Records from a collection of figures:
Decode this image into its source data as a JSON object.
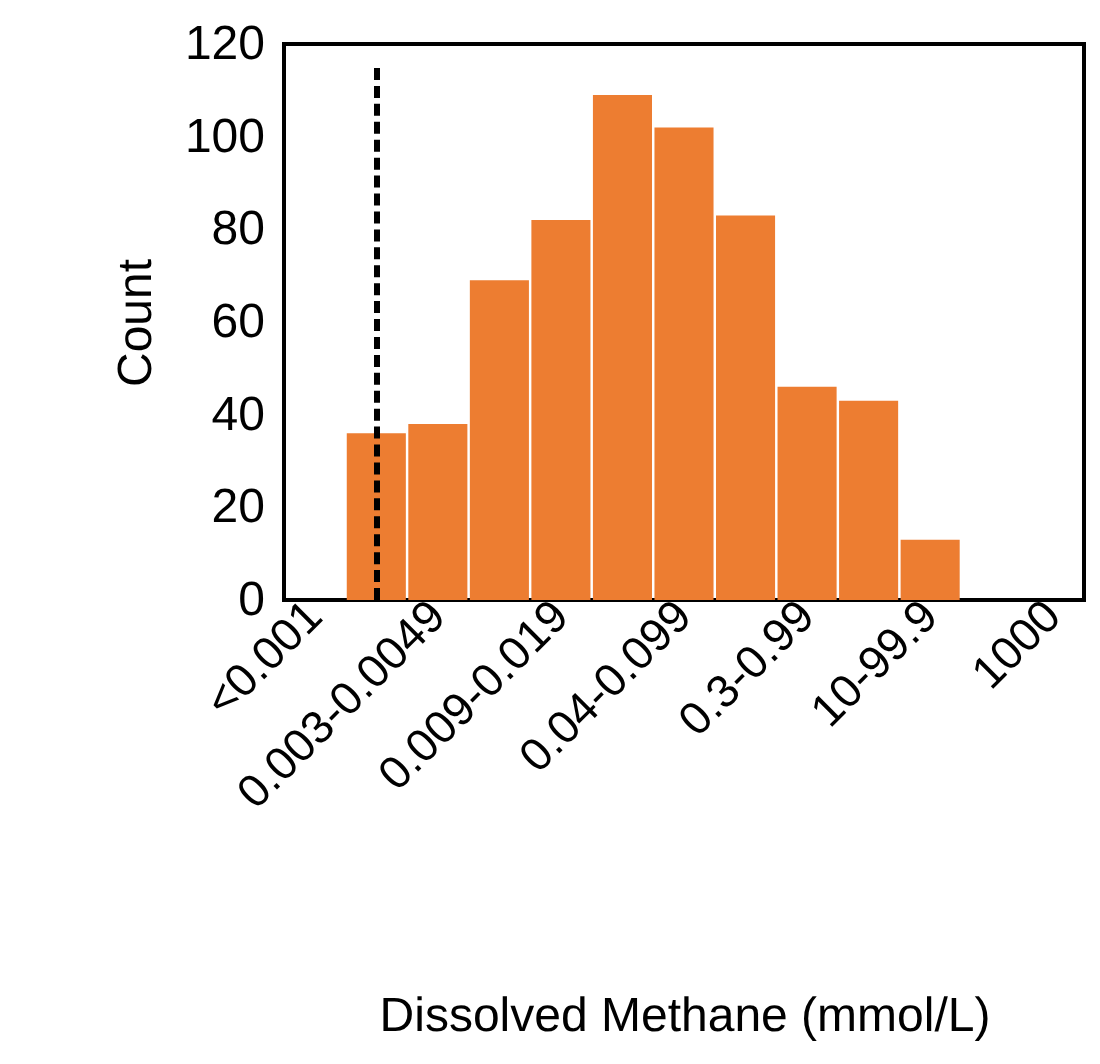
{
  "chart_data": {
    "type": "bar",
    "xlabel": "Dissolved Methane (mmol/L)",
    "ylabel": "Count",
    "categories": [
      "<0.001",
      null,
      "0.003-0.0049",
      null,
      "0.009-0.019",
      null,
      "0.04-0.099",
      null,
      "0.3-0.99",
      null,
      "10-99.9",
      null,
      "1000"
    ],
    "values": [
      0,
      36,
      38,
      69,
      82,
      109,
      102,
      83,
      46,
      43,
      13,
      0,
      0
    ],
    "color": "#ed7d31",
    "ylim": [
      0,
      120
    ],
    "yticks": [
      0,
      20,
      40,
      60,
      80,
      100,
      120
    ]
  }
}
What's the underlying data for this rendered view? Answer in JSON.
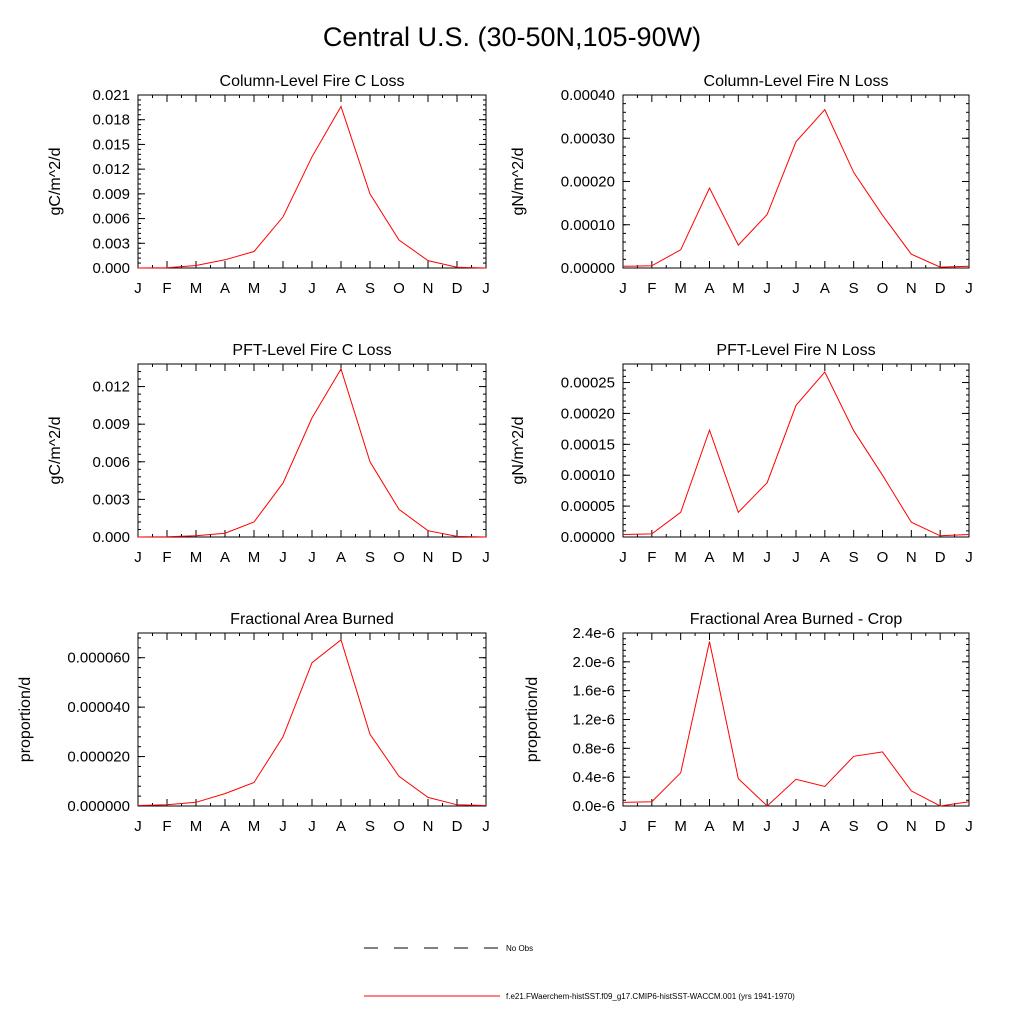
{
  "title": "Central U.S. (30-50N,105-90W)",
  "months": [
    "J",
    "F",
    "M",
    "A",
    "M",
    "J",
    "J",
    "A",
    "S",
    "O",
    "N",
    "D",
    "J"
  ],
  "legend": [
    {
      "label": "No Obs",
      "style": "dashed",
      "color": "#000000"
    },
    {
      "label": "f.e21.FWaerchem-histSST.f09_g17.CMIP6-histSST-WACCM.001 (yrs 1941-1970)",
      "style": "solid",
      "color": "#ff0000"
    }
  ],
  "chart_data": [
    {
      "type": "line",
      "title": "Column-Level Fire C Loss",
      "ylabel": "gC/m^2/d",
      "ylim": [
        0,
        0.021
      ],
      "yticks": [
        "0.000",
        "0.003",
        "0.006",
        "0.009",
        "0.012",
        "0.015",
        "0.018",
        "0.021"
      ],
      "x": [
        "J",
        "F",
        "M",
        "A",
        "M",
        "J",
        "J",
        "A",
        "S",
        "O",
        "N",
        "D",
        "J"
      ],
      "series": [
        {
          "color": "#ff0000",
          "values": [
            0.0,
            3e-05,
            0.0003,
            0.001,
            0.002,
            0.0062,
            0.0135,
            0.0196,
            0.009,
            0.0034,
            0.0009,
            0.0001,
            0.0
          ]
        }
      ]
    },
    {
      "type": "line",
      "title": "Column-Level Fire N Loss",
      "ylabel": "gN/m^2/d",
      "ylim": [
        0,
        0.0004
      ],
      "yticks": [
        "0.00000",
        "0.00010",
        "0.00020",
        "0.00030",
        "0.00040"
      ],
      "x": [
        "J",
        "F",
        "M",
        "A",
        "M",
        "J",
        "J",
        "A",
        "S",
        "O",
        "N",
        "D",
        "J"
      ],
      "series": [
        {
          "color": "#ff0000",
          "values": [
            4e-06,
            5e-06,
            4.2e-05,
            0.000185,
            5.3e-05,
            0.000124,
            0.000292,
            0.000366,
            0.000221,
            0.000122,
            3.2e-05,
            2e-06,
            4e-06
          ]
        }
      ]
    },
    {
      "type": "line",
      "title": "PFT-Level Fire C Loss",
      "ylabel": "gC/m^2/d",
      "ylim": [
        0,
        0.0138
      ],
      "yticks": [
        "0.000",
        "0.003",
        "0.006",
        "0.009",
        "0.012"
      ],
      "x": [
        "J",
        "F",
        "M",
        "A",
        "M",
        "J",
        "J",
        "A",
        "S",
        "O",
        "N",
        "D",
        "J"
      ],
      "series": [
        {
          "color": "#ff0000",
          "values": [
            0.0,
            2e-05,
            0.0001,
            0.0003,
            0.0012,
            0.0043,
            0.0095,
            0.0134,
            0.006,
            0.0022,
            0.0005,
            5e-05,
            0.0
          ]
        }
      ]
    },
    {
      "type": "line",
      "title": "PFT-Level Fire N Loss",
      "ylabel": "gN/m^2/d",
      "ylim": [
        0,
        0.00028
      ],
      "yticks": [
        "0.00000",
        "0.00005",
        "0.00010",
        "0.00015",
        "0.00020",
        "0.00025"
      ],
      "x": [
        "J",
        "F",
        "M",
        "A",
        "M",
        "J",
        "J",
        "A",
        "S",
        "O",
        "N",
        "D",
        "J"
      ],
      "series": [
        {
          "color": "#ff0000",
          "values": [
            4e-06,
            5e-06,
            4e-05,
            0.000173,
            4e-05,
            8.8e-05,
            0.000213,
            0.000267,
            0.000172,
            0.0001,
            2.4e-05,
            2e-06,
            4e-06
          ]
        }
      ]
    },
    {
      "type": "line",
      "title": "Fractional Area Burned",
      "ylabel": "proportion/d",
      "ylim": [
        0,
        7e-05
      ],
      "yticks": [
        "0.000000",
        "0.000020",
        "0.000040",
        "0.000060"
      ],
      "x": [
        "J",
        "F",
        "M",
        "A",
        "M",
        "J",
        "J",
        "A",
        "S",
        "O",
        "N",
        "D",
        "J"
      ],
      "series": [
        {
          "color": "#ff0000",
          "values": [
            2e-07,
            5e-07,
            1.5e-06,
            5e-06,
            9.5e-06,
            2.8e-05,
            5.8e-05,
            6.72e-05,
            2.9e-05,
            1.2e-05,
            3.5e-06,
            5e-07,
            2e-07
          ]
        }
      ]
    },
    {
      "type": "line",
      "title": "Fractional Area Burned - Crop",
      "ylabel": "proportion/d",
      "ylim": [
        0,
        2.4e-06
      ],
      "yticks": [
        "0.0e-6",
        "0.4e-6",
        "0.8e-6",
        "1.2e-6",
        "1.6e-6",
        "2.0e-6",
        "2.4e-6"
      ],
      "x": [
        "J",
        "F",
        "M",
        "A",
        "M",
        "J",
        "J",
        "A",
        "S",
        "O",
        "N",
        "D",
        "J"
      ],
      "series": [
        {
          "color": "#ff0000",
          "values": [
            5e-08,
            6e-08,
            4.6e-07,
            2.28e-06,
            3.8e-07,
            0.0,
            3.7e-07,
            2.7e-07,
            6.9e-07,
            7.5e-07,
            2.1e-07,
            0.0,
            6e-08
          ]
        }
      ]
    }
  ]
}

_PROBLEM TO SOLVE_
Print the entries above exactly, taking out only the pictures.

_SOLUTION FOR THIS EXERCISE_
Decode this image into its source data as a JSON object.
{
  "chart_data": {
    "type": "bar",
    "xlabel": "Dissolved Methane (mmol/L)",
    "ylabel": "Count",
    "categories": [
      "<0.001",
      null,
      "0.003-0.0049",
      null,
      "0.009-0.019",
      null,
      "0.04-0.099",
      null,
      "0.3-0.99",
      null,
      "10-99.9",
      null,
      "1000"
    ],
    "values": [
      0,
      36,
      38,
      69,
      82,
      109,
      102,
      83,
      46,
      43,
      13,
      0,
      0
    ],
    "color": "#ed7d31",
    "ylim": [
      0,
      120
    ],
    "yticks": [
      0,
      20,
      40,
      60,
      80,
      100,
      120
    ]
  }
}
What's the underlying data for this rendered view? Answer in JSON.
{
  "title": "Central U.S. (30-50N,105-90W)",
  "months": [
    "J",
    "F",
    "M",
    "A",
    "M",
    "J",
    "J",
    "A",
    "S",
    "O",
    "N",
    "D",
    "J"
  ],
  "legend": [
    {
      "label": "No Obs",
      "style": "dashed",
      "color": "#000000"
    },
    {
      "label": "f.e21.FWaerchem-histSST.f09_g17.CMIP6-histSST-WACCM.001 (yrs 1941-1970)",
      "style": "solid",
      "color": "#ff0000"
    }
  ],
  "chart_data": [
    {
      "type": "line",
      "title": "Column-Level Fire C Loss",
      "ylabel": "gC/m^2/d",
      "ylim": [
        0,
        0.021
      ],
      "yticks": [
        "0.000",
        "0.003",
        "0.006",
        "0.009",
        "0.012",
        "0.015",
        "0.018",
        "0.021"
      ],
      "x": [
        "J",
        "F",
        "M",
        "A",
        "M",
        "J",
        "J",
        "A",
        "S",
        "O",
        "N",
        "D",
        "J"
      ],
      "series": [
        {
          "color": "#ff0000",
          "values": [
            0.0,
            3e-05,
            0.0003,
            0.001,
            0.002,
            0.0062,
            0.0135,
            0.0196,
            0.009,
            0.0034,
            0.0009,
            0.0001,
            0.0
          ]
        }
      ]
    },
    {
      "type": "line",
      "title": "Column-Level Fire N Loss",
      "ylabel": "gN/m^2/d",
      "ylim": [
        0,
        0.0004
      ],
      "yticks": [
        "0.00000",
        "0.00010",
        "0.00020",
        "0.00030",
        "0.00040"
      ],
      "x": [
        "J",
        "F",
        "M",
        "A",
        "M",
        "J",
        "J",
        "A",
        "S",
        "O",
        "N",
        "D",
        "J"
      ],
      "series": [
        {
          "color": "#ff0000",
          "values": [
            4e-06,
            5e-06,
            4.2e-05,
            0.000185,
            5.3e-05,
            0.000124,
            0.000292,
            0.000366,
            0.000221,
            0.000122,
            3.2e-05,
            2e-06,
            4e-06
          ]
        }
      ]
    },
    {
      "type": "line",
      "title": "PFT-Level Fire C Loss",
      "ylabel": "gC/m^2/d",
      "ylim": [
        0,
        0.0138
      ],
      "yticks": [
        "0.000",
        "0.003",
        "0.006",
        "0.009",
        "0.012"
      ],
      "x": [
        "J",
        "F",
        "M",
        "A",
        "M",
        "J",
        "J",
        "A",
        "S",
        "O",
        "N",
        "D",
        "J"
      ],
      "series": [
        {
          "color": "#ff0000",
          "values": [
            0.0,
            2e-05,
            0.0001,
            0.0003,
            0.0012,
            0.0043,
            0.0095,
            0.0134,
            0.006,
            0.0022,
            0.0005,
            5e-05,
            0.0
          ]
        }
      ]
    },
    {
      "type": "line",
      "title": "PFT-Level Fire N Loss",
      "ylabel": "gN/m^2/d",
      "ylim": [
        0,
        0.00028
      ],
      "yticks": [
        "0.00000",
        "0.00005",
        "0.00010",
        "0.00015",
        "0.00020",
        "0.00025"
      ],
      "x": [
        "J",
        "F",
        "M",
        "A",
        "M",
        "J",
        "J",
        "A",
        "S",
        "O",
        "N",
        "D",
        "J"
      ],
      "series": [
        {
          "color": "#ff0000",
          "values": [
            4e-06,
            5e-06,
            4e-05,
            0.000173,
            4e-05,
            8.8e-05,
            0.000213,
            0.000267,
            0.000172,
            0.0001,
            2.4e-05,
            2e-06,
            4e-06
          ]
        }
      ]
    },
    {
      "type": "line",
      "title": "Fractional Area Burned",
      "ylabel": "proportion/d",
      "ylim": [
        0,
        7e-05
      ],
      "yticks": [
        "0.000000",
        "0.000020",
        "0.000040",
        "0.000060"
      ],
      "x": [
        "J",
        "F",
        "M",
        "A",
        "M",
        "J",
        "J",
        "A",
        "S",
        "O",
        "N",
        "D",
        "J"
      ],
      "series": [
        {
          "color": "#ff0000",
          "values": [
            2e-07,
            5e-07,
            1.5e-06,
            5e-06,
            9.5e-06,
            2.8e-05,
            5.8e-05,
            6.72e-05,
            2.9e-05,
            1.2e-05,
            3.5e-06,
            5e-07,
            2e-07
          ]
        }
      ]
    },
    {
      "type": "line",
      "title": "Fractional Area Burned - Crop",
      "ylabel": "proportion/d",
      "ylim": [
        0,
        2.4e-06
      ],
      "yticks": [
        "0.0e-6",
        "0.4e-6",
        "0.8e-6",
        "1.2e-6",
        "1.6e-6",
        "2.0e-6",
        "2.4e-6"
      ],
      "x": [
        "J",
        "F",
        "M",
        "A",
        "M",
        "J",
        "J",
        "A",
        "S",
        "O",
        "N",
        "D",
        "J"
      ],
      "series": [
        {
          "color": "#ff0000",
          "values": [
            5e-08,
            6e-08,
            4.6e-07,
            2.28e-06,
            3.8e-07,
            0.0,
            3.7e-07,
            2.7e-07,
            6.9e-07,
            7.5e-07,
            2.1e-07,
            0.0,
            6e-08
          ]
        }
      ]
    }
  ]
}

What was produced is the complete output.